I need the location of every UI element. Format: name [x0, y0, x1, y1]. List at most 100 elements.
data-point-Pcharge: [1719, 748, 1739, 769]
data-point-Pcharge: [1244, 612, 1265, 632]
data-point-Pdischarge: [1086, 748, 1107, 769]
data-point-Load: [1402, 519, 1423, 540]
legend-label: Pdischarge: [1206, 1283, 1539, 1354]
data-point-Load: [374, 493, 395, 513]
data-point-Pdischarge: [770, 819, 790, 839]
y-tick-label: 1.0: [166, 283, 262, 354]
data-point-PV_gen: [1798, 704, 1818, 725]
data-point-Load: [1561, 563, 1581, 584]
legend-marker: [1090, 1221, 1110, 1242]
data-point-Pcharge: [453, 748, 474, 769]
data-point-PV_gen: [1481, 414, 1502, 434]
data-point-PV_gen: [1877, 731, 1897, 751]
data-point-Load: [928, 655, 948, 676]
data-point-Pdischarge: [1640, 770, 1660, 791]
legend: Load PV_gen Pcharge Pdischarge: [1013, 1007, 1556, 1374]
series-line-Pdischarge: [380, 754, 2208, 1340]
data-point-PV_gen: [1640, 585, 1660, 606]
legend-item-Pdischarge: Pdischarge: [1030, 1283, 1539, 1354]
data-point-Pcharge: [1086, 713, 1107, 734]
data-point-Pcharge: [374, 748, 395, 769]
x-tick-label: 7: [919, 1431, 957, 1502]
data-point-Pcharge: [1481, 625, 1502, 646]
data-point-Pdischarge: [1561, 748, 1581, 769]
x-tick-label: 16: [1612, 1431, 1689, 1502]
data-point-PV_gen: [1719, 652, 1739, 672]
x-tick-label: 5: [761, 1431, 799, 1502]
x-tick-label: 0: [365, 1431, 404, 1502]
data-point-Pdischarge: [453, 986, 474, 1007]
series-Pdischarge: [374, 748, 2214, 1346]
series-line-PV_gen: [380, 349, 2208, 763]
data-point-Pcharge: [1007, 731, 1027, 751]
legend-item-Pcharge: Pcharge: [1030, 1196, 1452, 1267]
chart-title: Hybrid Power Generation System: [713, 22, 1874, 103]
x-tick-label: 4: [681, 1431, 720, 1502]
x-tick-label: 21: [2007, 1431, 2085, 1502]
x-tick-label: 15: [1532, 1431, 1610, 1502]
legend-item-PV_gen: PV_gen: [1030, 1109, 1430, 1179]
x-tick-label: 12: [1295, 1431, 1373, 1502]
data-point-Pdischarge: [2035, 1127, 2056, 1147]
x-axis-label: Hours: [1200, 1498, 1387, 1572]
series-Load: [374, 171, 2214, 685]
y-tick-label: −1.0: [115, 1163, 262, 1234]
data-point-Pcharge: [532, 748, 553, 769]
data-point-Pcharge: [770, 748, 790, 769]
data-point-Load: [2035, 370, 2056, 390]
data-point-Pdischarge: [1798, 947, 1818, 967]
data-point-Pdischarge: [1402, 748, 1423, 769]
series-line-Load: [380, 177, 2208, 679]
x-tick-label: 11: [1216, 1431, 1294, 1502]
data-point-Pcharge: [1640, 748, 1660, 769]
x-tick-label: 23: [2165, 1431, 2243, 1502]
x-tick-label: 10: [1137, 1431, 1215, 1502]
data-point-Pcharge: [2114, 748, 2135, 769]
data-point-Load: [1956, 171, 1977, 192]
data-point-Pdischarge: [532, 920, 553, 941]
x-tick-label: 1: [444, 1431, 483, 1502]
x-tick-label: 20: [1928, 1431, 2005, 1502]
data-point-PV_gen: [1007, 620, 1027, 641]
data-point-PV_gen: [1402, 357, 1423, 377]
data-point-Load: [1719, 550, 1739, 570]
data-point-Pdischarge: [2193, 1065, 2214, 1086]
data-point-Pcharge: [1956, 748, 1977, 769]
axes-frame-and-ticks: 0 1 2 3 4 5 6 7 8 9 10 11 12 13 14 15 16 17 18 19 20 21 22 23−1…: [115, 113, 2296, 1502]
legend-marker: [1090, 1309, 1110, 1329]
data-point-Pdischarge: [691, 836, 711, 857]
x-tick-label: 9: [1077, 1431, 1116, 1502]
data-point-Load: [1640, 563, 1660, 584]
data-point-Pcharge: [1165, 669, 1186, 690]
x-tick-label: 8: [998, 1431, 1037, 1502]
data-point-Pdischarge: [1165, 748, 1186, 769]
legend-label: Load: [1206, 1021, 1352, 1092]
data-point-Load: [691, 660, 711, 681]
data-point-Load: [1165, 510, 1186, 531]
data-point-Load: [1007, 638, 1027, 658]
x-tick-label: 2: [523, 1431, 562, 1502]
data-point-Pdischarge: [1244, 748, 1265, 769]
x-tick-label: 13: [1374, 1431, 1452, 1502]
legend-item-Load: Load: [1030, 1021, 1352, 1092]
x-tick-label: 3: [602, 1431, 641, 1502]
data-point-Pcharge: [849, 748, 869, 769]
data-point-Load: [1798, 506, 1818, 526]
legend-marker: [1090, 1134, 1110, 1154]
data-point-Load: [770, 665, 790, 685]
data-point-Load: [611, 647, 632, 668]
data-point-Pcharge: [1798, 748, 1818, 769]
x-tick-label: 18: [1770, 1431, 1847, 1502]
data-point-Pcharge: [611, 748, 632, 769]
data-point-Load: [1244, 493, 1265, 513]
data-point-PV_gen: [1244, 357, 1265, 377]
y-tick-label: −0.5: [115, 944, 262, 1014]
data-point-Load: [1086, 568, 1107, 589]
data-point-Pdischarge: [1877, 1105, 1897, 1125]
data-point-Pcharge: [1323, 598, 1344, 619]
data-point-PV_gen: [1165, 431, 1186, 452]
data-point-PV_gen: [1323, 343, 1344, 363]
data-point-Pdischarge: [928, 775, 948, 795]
- - - - - - -
*EXERCISE*.
Can you copy out all of the data above line for line, without changing anything?

*WRITTEN SOLUTION*.
I need the location of every UI element. Format: name [x0, y0, x1, y1]. List at most 100 elements.
data-point-Pcharge: [1719, 748, 1739, 769]
data-point-Pcharge: [1244, 612, 1265, 632]
data-point-Pdischarge: [1086, 748, 1107, 769]
data-point-Load: [1402, 519, 1423, 540]
legend-label: Pdischarge: [1206, 1283, 1539, 1354]
data-point-Load: [374, 493, 395, 513]
data-point-Pdischarge: [770, 819, 790, 839]
y-tick-label: 1.0: [166, 283, 262, 354]
data-point-PV_gen: [1798, 704, 1818, 725]
data-point-Load: [1561, 563, 1581, 584]
legend-marker: [1090, 1221, 1110, 1242]
data-point-Pcharge: [453, 748, 474, 769]
data-point-PV_gen: [1481, 414, 1502, 434]
data-point-PV_gen: [1877, 731, 1897, 751]
data-point-Load: [928, 655, 948, 676]
data-point-Pdischarge: [1640, 770, 1660, 791]
legend: Load PV_gen Pcharge Pdischarge: [1013, 1007, 1556, 1374]
series-line-Pdischarge: [380, 754, 2208, 1340]
data-point-PV_gen: [1640, 585, 1660, 606]
legend-item-Pdischarge: Pdischarge: [1030, 1283, 1539, 1354]
data-point-Pcharge: [1086, 713, 1107, 734]
data-point-Pcharge: [374, 748, 395, 769]
x-tick-label: 7: [919, 1431, 957, 1502]
data-point-Pcharge: [1481, 625, 1502, 646]
data-point-Pdischarge: [1561, 748, 1581, 769]
x-tick-label: 16: [1612, 1431, 1689, 1502]
data-point-PV_gen: [1719, 652, 1739, 672]
x-tick-label: 5: [761, 1431, 799, 1502]
x-tick-label: 0: [365, 1431, 404, 1502]
data-point-Pdischarge: [453, 986, 474, 1007]
series-Pdischarge: [374, 748, 2214, 1346]
series-line-PV_gen: [380, 349, 2208, 763]
data-point-Pcharge: [1007, 731, 1027, 751]
legend-item-Pcharge: Pcharge: [1030, 1196, 1452, 1267]
chart-title: Hybrid Power Generation System: [713, 22, 1874, 103]
x-tick-label: 4: [681, 1431, 720, 1502]
x-tick-label: 21: [2007, 1431, 2085, 1502]
x-tick-label: 15: [1532, 1431, 1610, 1502]
legend-item-PV_gen: PV_gen: [1030, 1109, 1430, 1179]
x-tick-label: 12: [1295, 1431, 1373, 1502]
data-point-Pdischarge: [2035, 1127, 2056, 1147]
x-axis-label: Hours: [1200, 1498, 1387, 1572]
series-Load: [374, 171, 2214, 685]
y-tick-label: −1.0: [115, 1163, 262, 1234]
data-point-Pcharge: [532, 748, 553, 769]
data-point-Pcharge: [770, 748, 790, 769]
data-point-Load: [2035, 370, 2056, 390]
data-point-Pdischarge: [1798, 947, 1818, 967]
data-point-Pdischarge: [1402, 748, 1423, 769]
series-line-Load: [380, 177, 2208, 679]
x-tick-label: 11: [1216, 1431, 1294, 1502]
data-point-Pcharge: [1640, 748, 1660, 769]
x-tick-label: 23: [2165, 1431, 2243, 1502]
x-tick-label: 10: [1137, 1431, 1215, 1502]
data-point-Pcharge: [2114, 748, 2135, 769]
data-point-Load: [1956, 171, 1977, 192]
data-point-Pdischarge: [532, 920, 553, 941]
x-tick-label: 1: [444, 1431, 483, 1502]
x-tick-label: 20: [1928, 1431, 2005, 1502]
data-point-PV_gen: [1007, 620, 1027, 641]
data-point-PV_gen: [1402, 357, 1423, 377]
data-point-Load: [1719, 550, 1739, 570]
data-point-Pdischarge: [2193, 1065, 2214, 1086]
data-point-Pcharge: [1956, 748, 1977, 769]
axes-frame-and-ticks: 0 1 2 3 4 5 6 7 8 9 10 11 12 13 14 15 16 17 18 19 20 21 22 23−1…: [115, 113, 2296, 1502]
legend-marker: [1090, 1309, 1110, 1329]
data-point-Pdischarge: [691, 836, 711, 857]
x-tick-label: 9: [1077, 1431, 1116, 1502]
data-point-Load: [1640, 563, 1660, 584]
data-point-Pcharge: [1165, 669, 1186, 690]
x-tick-label: 8: [998, 1431, 1037, 1502]
data-point-Pdischarge: [1165, 748, 1186, 769]
legend-label: Load: [1206, 1021, 1352, 1092]
data-point-Load: [691, 660, 711, 681]
data-point-Load: [1165, 510, 1186, 531]
data-point-Load: [1007, 638, 1027, 658]
x-tick-label: 2: [523, 1431, 562, 1502]
data-point-Pdischarge: [1244, 748, 1265, 769]
x-tick-label: 13: [1374, 1431, 1452, 1502]
legend-item-Load: Load: [1030, 1021, 1352, 1092]
x-tick-label: 3: [602, 1431, 641, 1502]
data-point-Pcharge: [849, 748, 869, 769]
data-point-Load: [1798, 506, 1818, 526]
legend-marker: [1090, 1134, 1110, 1154]
data-point-Load: [770, 665, 790, 685]
data-point-Load: [611, 647, 632, 668]
data-point-Pcharge: [1798, 748, 1818, 769]
x-tick-label: 18: [1770, 1431, 1847, 1502]
data-point-Pcharge: [611, 748, 632, 769]
data-point-Load: [1244, 493, 1265, 513]
data-point-PV_gen: [1244, 357, 1265, 377]
y-tick-label: −0.5: [115, 944, 262, 1014]
data-point-Load: [1086, 568, 1107, 589]
data-point-Pdischarge: [1877, 1105, 1897, 1125]
data-point-Pcharge: [1323, 598, 1344, 619]
data-point-PV_gen: [1165, 431, 1186, 452]
data-point-PV_gen: [1323, 343, 1344, 363]
data-point-Pdischarge: [928, 775, 948, 795]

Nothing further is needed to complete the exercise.